══ Exercise data ══

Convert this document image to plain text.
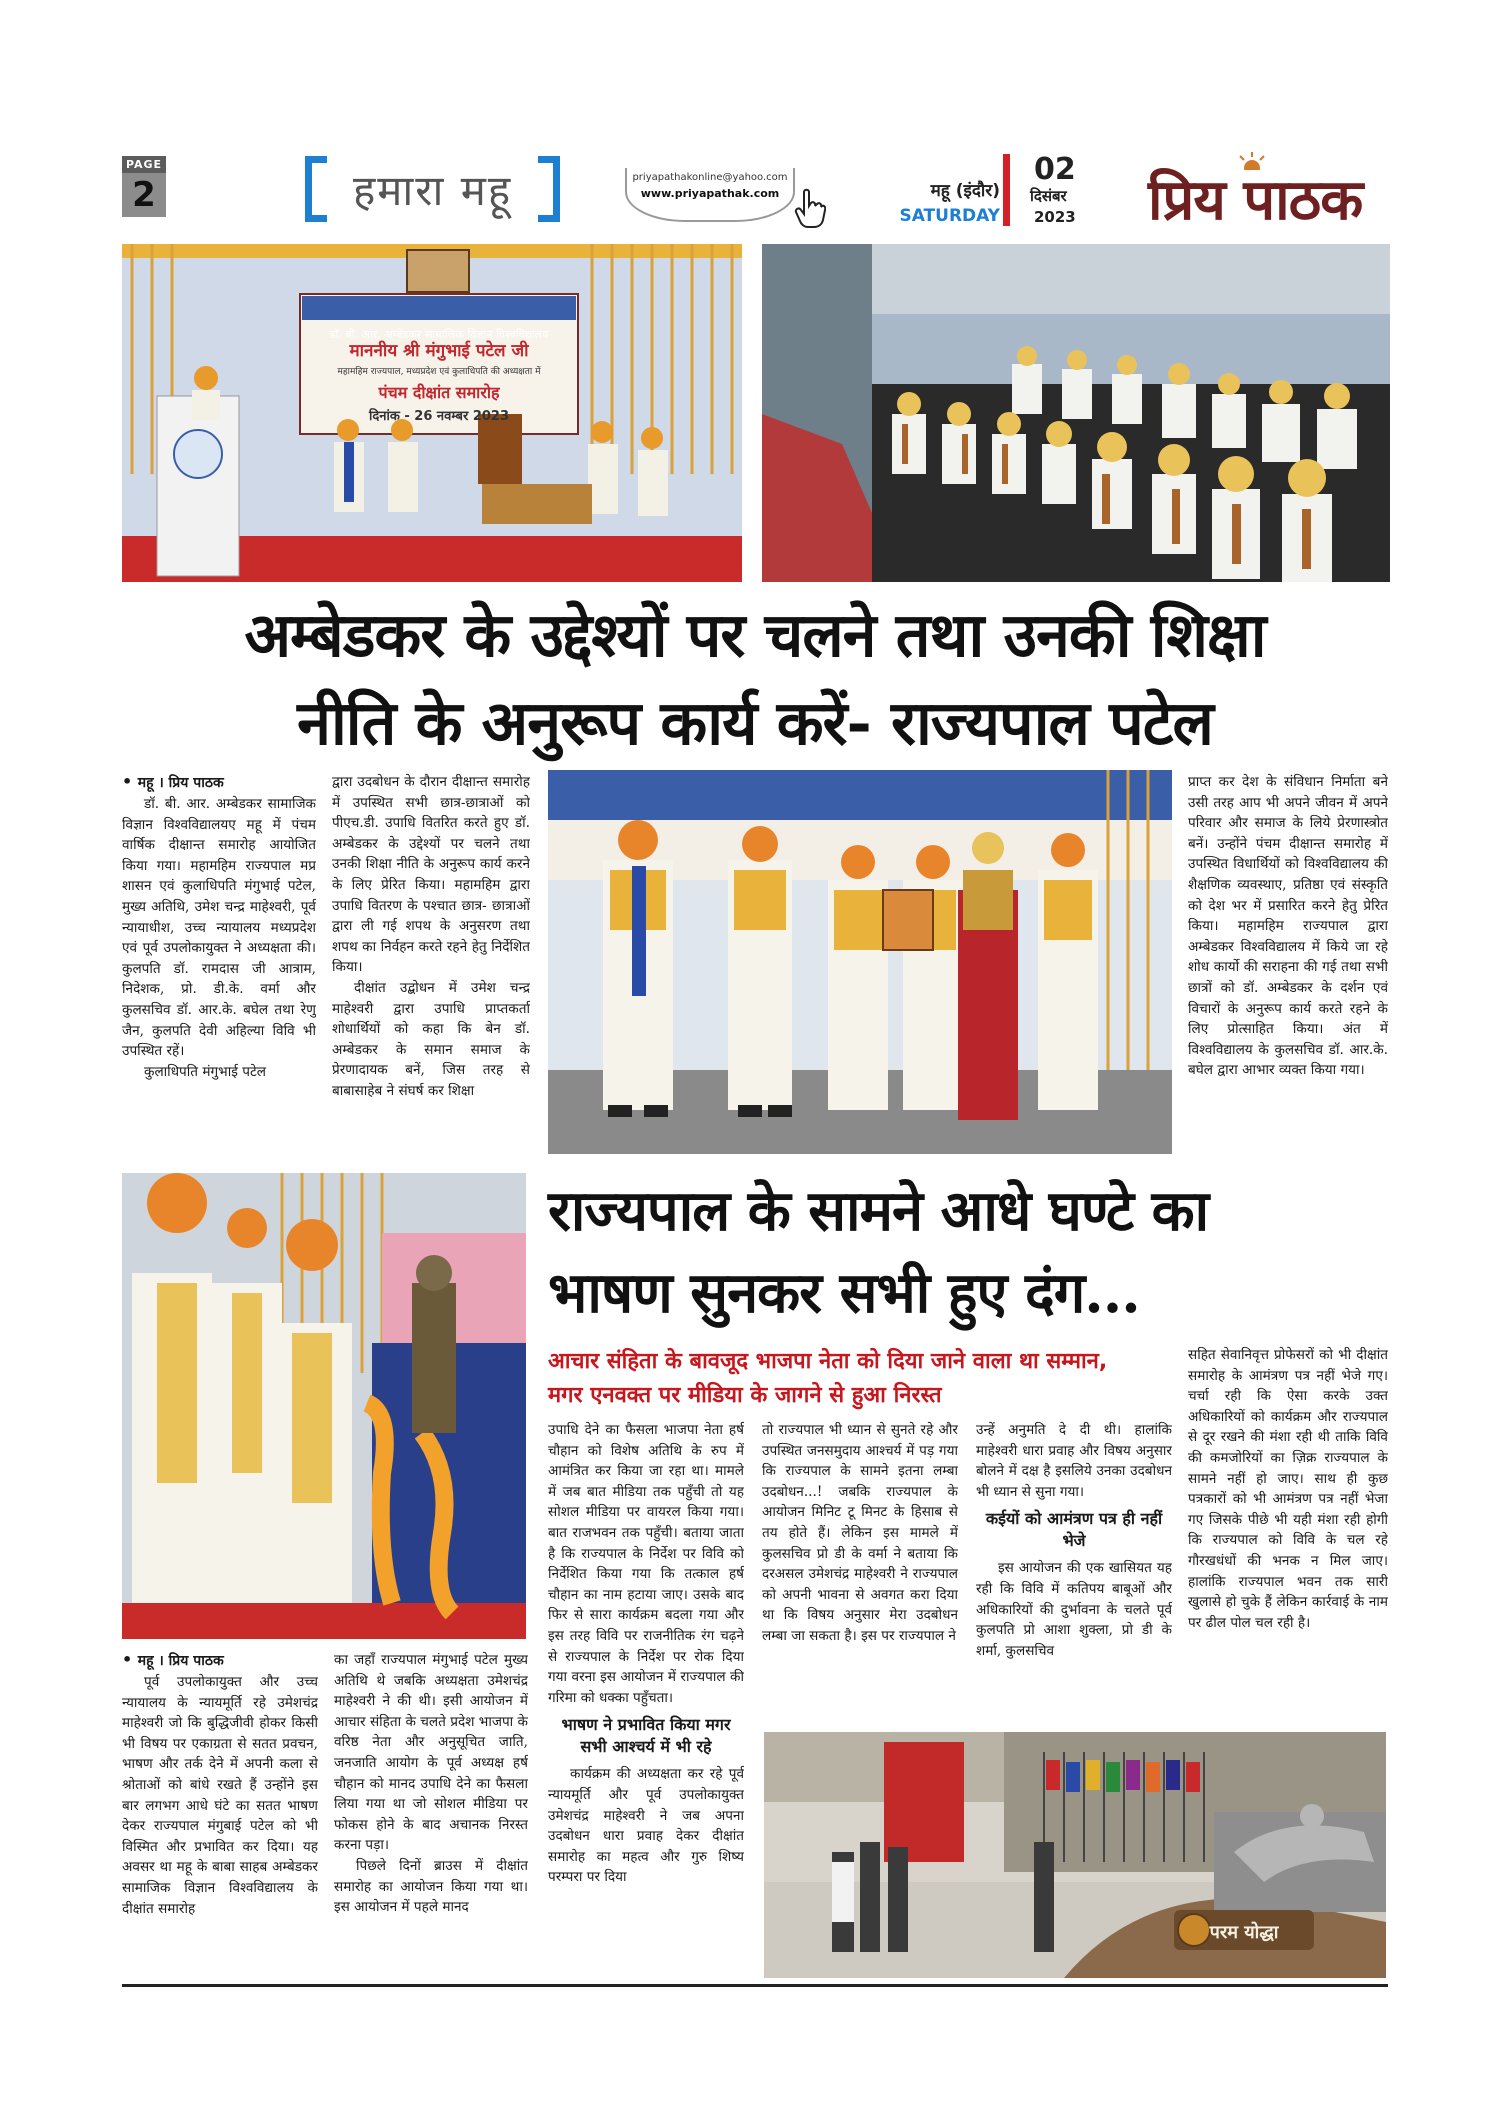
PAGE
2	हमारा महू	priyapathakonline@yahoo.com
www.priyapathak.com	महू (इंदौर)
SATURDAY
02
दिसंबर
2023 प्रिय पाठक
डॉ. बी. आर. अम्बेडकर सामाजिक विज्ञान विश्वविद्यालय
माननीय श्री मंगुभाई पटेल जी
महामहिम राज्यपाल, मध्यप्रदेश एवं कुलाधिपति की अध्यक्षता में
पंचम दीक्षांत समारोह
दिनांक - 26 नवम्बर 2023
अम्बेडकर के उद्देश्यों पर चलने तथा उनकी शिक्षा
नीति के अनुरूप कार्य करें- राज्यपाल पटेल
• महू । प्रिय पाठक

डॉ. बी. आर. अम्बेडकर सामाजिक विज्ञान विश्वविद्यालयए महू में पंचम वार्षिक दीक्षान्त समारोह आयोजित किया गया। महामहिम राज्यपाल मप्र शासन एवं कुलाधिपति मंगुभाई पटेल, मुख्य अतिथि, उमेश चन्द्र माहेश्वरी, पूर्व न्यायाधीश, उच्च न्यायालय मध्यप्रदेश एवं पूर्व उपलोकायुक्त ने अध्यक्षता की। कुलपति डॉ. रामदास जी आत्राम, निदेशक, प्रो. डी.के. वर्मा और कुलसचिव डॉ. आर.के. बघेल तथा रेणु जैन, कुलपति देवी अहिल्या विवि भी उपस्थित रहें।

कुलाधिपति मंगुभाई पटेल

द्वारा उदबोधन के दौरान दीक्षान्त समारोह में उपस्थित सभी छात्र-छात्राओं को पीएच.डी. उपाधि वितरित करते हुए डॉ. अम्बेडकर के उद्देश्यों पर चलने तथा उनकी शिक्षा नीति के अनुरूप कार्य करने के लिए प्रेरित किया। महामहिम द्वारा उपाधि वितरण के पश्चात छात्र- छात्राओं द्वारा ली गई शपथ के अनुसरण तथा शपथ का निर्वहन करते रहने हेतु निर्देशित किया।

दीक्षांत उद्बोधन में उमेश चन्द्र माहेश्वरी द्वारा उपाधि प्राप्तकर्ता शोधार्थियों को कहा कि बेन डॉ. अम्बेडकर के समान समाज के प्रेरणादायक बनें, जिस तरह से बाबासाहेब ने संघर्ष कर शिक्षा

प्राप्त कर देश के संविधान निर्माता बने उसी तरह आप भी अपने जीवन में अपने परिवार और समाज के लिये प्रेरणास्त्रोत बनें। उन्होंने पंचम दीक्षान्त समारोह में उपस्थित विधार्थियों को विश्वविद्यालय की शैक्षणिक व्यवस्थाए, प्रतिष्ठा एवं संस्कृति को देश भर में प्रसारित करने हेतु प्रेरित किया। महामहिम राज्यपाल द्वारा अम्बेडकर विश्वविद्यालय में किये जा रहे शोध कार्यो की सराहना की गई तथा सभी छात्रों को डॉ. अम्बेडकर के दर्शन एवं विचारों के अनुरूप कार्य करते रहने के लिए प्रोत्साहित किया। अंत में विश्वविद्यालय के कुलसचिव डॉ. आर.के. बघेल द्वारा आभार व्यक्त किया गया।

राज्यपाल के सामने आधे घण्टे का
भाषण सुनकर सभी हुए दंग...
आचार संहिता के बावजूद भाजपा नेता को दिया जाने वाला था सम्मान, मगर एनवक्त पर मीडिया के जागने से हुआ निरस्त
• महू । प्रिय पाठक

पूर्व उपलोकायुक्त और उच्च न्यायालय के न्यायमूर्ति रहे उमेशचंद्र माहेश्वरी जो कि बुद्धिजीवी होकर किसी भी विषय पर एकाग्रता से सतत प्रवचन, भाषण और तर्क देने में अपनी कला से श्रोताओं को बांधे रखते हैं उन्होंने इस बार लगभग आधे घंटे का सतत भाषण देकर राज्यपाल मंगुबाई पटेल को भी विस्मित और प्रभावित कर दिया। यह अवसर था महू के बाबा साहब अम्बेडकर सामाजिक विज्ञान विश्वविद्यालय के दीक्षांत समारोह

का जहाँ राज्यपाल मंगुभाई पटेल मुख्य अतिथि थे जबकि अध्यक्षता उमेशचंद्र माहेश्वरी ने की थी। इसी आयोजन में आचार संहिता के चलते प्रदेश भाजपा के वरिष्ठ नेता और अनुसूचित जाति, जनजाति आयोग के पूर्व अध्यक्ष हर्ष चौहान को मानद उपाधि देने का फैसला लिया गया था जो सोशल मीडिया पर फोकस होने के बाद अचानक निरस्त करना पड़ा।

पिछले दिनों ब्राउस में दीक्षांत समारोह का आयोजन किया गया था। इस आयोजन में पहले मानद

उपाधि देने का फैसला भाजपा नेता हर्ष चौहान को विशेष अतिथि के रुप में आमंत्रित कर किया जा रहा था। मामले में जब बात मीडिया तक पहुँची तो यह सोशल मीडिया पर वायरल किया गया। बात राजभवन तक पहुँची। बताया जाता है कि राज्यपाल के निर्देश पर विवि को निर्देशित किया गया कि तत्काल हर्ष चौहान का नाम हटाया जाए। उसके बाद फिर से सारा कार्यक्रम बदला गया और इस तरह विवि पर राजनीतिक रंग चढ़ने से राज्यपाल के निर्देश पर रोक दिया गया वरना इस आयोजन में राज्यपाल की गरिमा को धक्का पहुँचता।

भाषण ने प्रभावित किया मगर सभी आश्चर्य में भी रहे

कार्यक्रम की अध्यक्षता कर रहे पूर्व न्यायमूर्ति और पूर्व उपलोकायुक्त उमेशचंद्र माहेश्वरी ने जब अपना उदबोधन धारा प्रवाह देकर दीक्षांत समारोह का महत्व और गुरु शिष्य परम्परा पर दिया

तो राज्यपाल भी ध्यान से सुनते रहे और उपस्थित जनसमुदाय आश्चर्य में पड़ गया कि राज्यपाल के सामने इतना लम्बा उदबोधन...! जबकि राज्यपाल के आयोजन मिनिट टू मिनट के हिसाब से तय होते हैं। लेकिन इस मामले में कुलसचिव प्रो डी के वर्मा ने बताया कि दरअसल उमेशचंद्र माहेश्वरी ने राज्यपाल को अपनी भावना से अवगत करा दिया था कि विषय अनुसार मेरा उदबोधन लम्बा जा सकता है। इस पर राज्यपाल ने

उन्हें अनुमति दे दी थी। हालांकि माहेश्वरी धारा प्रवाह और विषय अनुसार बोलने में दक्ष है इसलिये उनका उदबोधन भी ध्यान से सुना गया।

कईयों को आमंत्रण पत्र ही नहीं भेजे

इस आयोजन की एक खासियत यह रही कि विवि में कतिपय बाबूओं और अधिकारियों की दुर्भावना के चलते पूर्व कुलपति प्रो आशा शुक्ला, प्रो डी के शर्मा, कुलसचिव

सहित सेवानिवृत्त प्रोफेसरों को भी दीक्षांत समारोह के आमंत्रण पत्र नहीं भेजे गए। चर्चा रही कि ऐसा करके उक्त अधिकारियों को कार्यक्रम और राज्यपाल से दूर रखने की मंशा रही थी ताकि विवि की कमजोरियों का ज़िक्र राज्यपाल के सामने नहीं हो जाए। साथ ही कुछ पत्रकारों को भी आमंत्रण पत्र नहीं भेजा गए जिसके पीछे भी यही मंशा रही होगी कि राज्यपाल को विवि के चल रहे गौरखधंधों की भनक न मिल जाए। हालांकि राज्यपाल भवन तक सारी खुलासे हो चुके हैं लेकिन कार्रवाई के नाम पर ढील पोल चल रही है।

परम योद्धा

═══

Work to do => Write out the records above exactly as they appear, leaving out any pictures.

Exercise answer =>
Convert this document image to plain text.
PAGE
2	हमारा महू	priyapathakonline@yahoo.com
www.priyapathak.com	महू (इंदौर)
SATURDAY
02
दिसंबर
2023 प्रिय पाठक
डॉ. बी. आर. अम्बेडकर सामाजिक विज्ञान विश्वविद्यालय
माननीय श्री मंगुभाई पटेल जी
महामहिम राज्यपाल, मध्यप्रदेश एवं कुलाधिपति की अध्यक्षता में
पंचम दीक्षांत समारोह
दिनांक - 26 नवम्बर 2023
अम्बेडकर के उद्देश्यों पर चलने तथा उनकी शिक्षा
नीति के अनुरूप कार्य करें- राज्यपाल पटेल
• महू । प्रिय पाठक

डॉ. बी. आर. अम्बेडकर सामाजिक विज्ञान विश्वविद्यालयए महू में पंचम वार्षिक दीक्षान्त समारोह आयोजित किया गया। महामहिम राज्यपाल मप्र शासन एवं कुलाधिपति मंगुभाई पटेल, मुख्य अतिथि, उमेश चन्द्र माहेश्वरी, पूर्व न्यायाधीश, उच्च न्यायालय मध्यप्रदेश एवं पूर्व उपलोकायुक्त ने अध्यक्षता की। कुलपति डॉ. रामदास जी आत्राम, निदेशक, प्रो. डी.के. वर्मा और कुलसचिव डॉ. आर.के. बघेल तथा रेणु जैन, कुलपति देवी अहिल्या विवि भी उपस्थित रहें।

कुलाधिपति मंगुभाई पटेल

द्वारा उदबोधन के दौरान दीक्षान्त समारोह में उपस्थित सभी छात्र-छात्राओं को पीएच.डी. उपाधि वितरित करते हुए डॉ. अम्बेडकर के उद्देश्यों पर चलने तथा उनकी शिक्षा नीति के अनुरूप कार्य करने के लिए प्रेरित किया। महामहिम द्वारा उपाधि वितरण के पश्चात छात्र- छात्राओं द्वारा ली गई शपथ के अनुसरण तथा शपथ का निर्वहन करते रहने हेतु निर्देशित किया।

दीक्षांत उद्बोधन में उमेश चन्द्र माहेश्वरी द्वारा उपाधि प्राप्तकर्ता शोधार्थियों को कहा कि बेन डॉ. अम्बेडकर के समान समाज के प्रेरणादायक बनें, जिस तरह से बाबासाहेब ने संघर्ष कर शिक्षा

प्राप्त कर देश के संविधान निर्माता बने उसी तरह आप भी अपने जीवन में अपने परिवार और समाज के लिये प्रेरणास्त्रोत बनें। उन्होंने पंचम दीक्षान्त समारोह में उपस्थित विधार्थियों को विश्वविद्यालय की शैक्षणिक व्यवस्थाए, प्रतिष्ठा एवं संस्कृति को देश भर में प्रसारित करने हेतु प्रेरित किया। महामहिम राज्यपाल द्वारा अम्बेडकर विश्वविद्यालय में किये जा रहे शोध कार्यो की सराहना की गई तथा सभी छात्रों को डॉ. अम्बेडकर के दर्शन एवं विचारों के अनुरूप कार्य करते रहने के लिए प्रोत्साहित किया। अंत में विश्वविद्यालय के कुलसचिव डॉ. आर.के. बघेल द्वारा आभार व्यक्त किया गया।

राज्यपाल के सामने आधे घण्टे का
भाषण सुनकर सभी हुए दंग...
आचार संहिता के बावजूद भाजपा नेता को दिया जाने वाला था सम्मान, मगर एनवक्त पर मीडिया के जागने से हुआ निरस्त
• महू । प्रिय पाठक

पूर्व उपलोकायुक्त और उच्च न्यायालय के न्यायमूर्ति रहे उमेशचंद्र माहेश्वरी जो कि बुद्धिजीवी होकर किसी भी विषय पर एकाग्रता से सतत प्रवचन, भाषण और तर्क देने में अपनी कला से श्रोताओं को बांधे रखते हैं उन्होंने इस बार लगभग आधे घंटे का सतत भाषण देकर राज्यपाल मंगुबाई पटेल को भी विस्मित और प्रभावित कर दिया। यह अवसर था महू के बाबा साहब अम्बेडकर सामाजिक विज्ञान विश्वविद्यालय के दीक्षांत समारोह

का जहाँ राज्यपाल मंगुभाई पटेल मुख्य अतिथि थे जबकि अध्यक्षता उमेशचंद्र माहेश्वरी ने की थी। इसी आयोजन में आचार संहिता के चलते प्रदेश भाजपा के वरिष्ठ नेता और अनुसूचित जाति, जनजाति आयोग के पूर्व अध्यक्ष हर्ष चौहान को मानद उपाधि देने का फैसला लिया गया था जो सोशल मीडिया पर फोकस होने के बाद अचानक निरस्त करना पड़ा।

पिछले दिनों ब्राउस में दीक्षांत समारोह का आयोजन किया गया था। इस आयोजन में पहले मानद

उपाधि देने का फैसला भाजपा नेता हर्ष चौहान को विशेष अतिथि के रुप में आमंत्रित कर किया जा रहा था। मामले में जब बात मीडिया तक पहुँची तो यह सोशल मीडिया पर वायरल किया गया। बात राजभवन तक पहुँची। बताया जाता है कि राज्यपाल के निर्देश पर विवि को निर्देशित किया गया कि तत्काल हर्ष चौहान का नाम हटाया जाए। उसके बाद फिर से सारा कार्यक्रम बदला गया और इस तरह विवि पर राजनीतिक रंग चढ़ने से राज्यपाल के निर्देश पर रोक दिया गया वरना इस आयोजन में राज्यपाल की गरिमा को धक्का पहुँचता।

भाषण ने प्रभावित किया मगर सभी आश्चर्य में भी रहे

कार्यक्रम की अध्यक्षता कर रहे पूर्व न्यायमूर्ति और पूर्व उपलोकायुक्त उमेशचंद्र माहेश्वरी ने जब अपना उदबोधन धारा प्रवाह देकर दीक्षांत समारोह का महत्व और गुरु शिष्य परम्परा पर दिया

तो राज्यपाल भी ध्यान से सुनते रहे और उपस्थित जनसमुदाय आश्चर्य में पड़ गया कि राज्यपाल के सामने इतना लम्बा उदबोधन...! जबकि राज्यपाल के आयोजन मिनिट टू मिनट के हिसाब से तय होते हैं। लेकिन इस मामले में कुलसचिव प्रो डी के वर्मा ने बताया कि दरअसल उमेशचंद्र माहेश्वरी ने राज्यपाल को अपनी भावना से अवगत करा दिया था कि विषय अनुसार मेरा उदबोधन लम्बा जा सकता है। इस पर राज्यपाल ने

उन्हें अनुमति दे दी थी। हालांकि माहेश्वरी धारा प्रवाह और विषय अनुसार बोलने में दक्ष है इसलिये उनका उदबोधन भी ध्यान से सुना गया।

कईयों को आमंत्रण पत्र ही नहीं भेजे

इस आयोजन की एक खासियत यह रही कि विवि में कतिपय बाबूओं और अधिकारियों की दुर्भावना के चलते पूर्व कुलपति प्रो आशा शुक्ला, प्रो डी के शर्मा, कुलसचिव

सहित सेवानिवृत्त प्रोफेसरों को भी दीक्षांत समारोह के आमंत्रण पत्र नहीं भेजे गए। चर्चा रही कि ऐसा करके उक्त अधिकारियों को कार्यक्रम और राज्यपाल से दूर रखने की मंशा रही थी ताकि विवि की कमजोरियों का ज़िक्र राज्यपाल के सामने नहीं हो जाए। साथ ही कुछ पत्रकारों को भी आमंत्रण पत्र नहीं भेजा गए जिसके पीछे भी यही मंशा रही होगी कि राज्यपाल को विवि के चल रहे गौरखधंधों की भनक न मिल जाए। हालांकि राज्यपाल भवन तक सारी खुलासे हो चुके हैं लेकिन कार्रवाई के नाम पर ढील पोल चल रही है।

परम योद्धा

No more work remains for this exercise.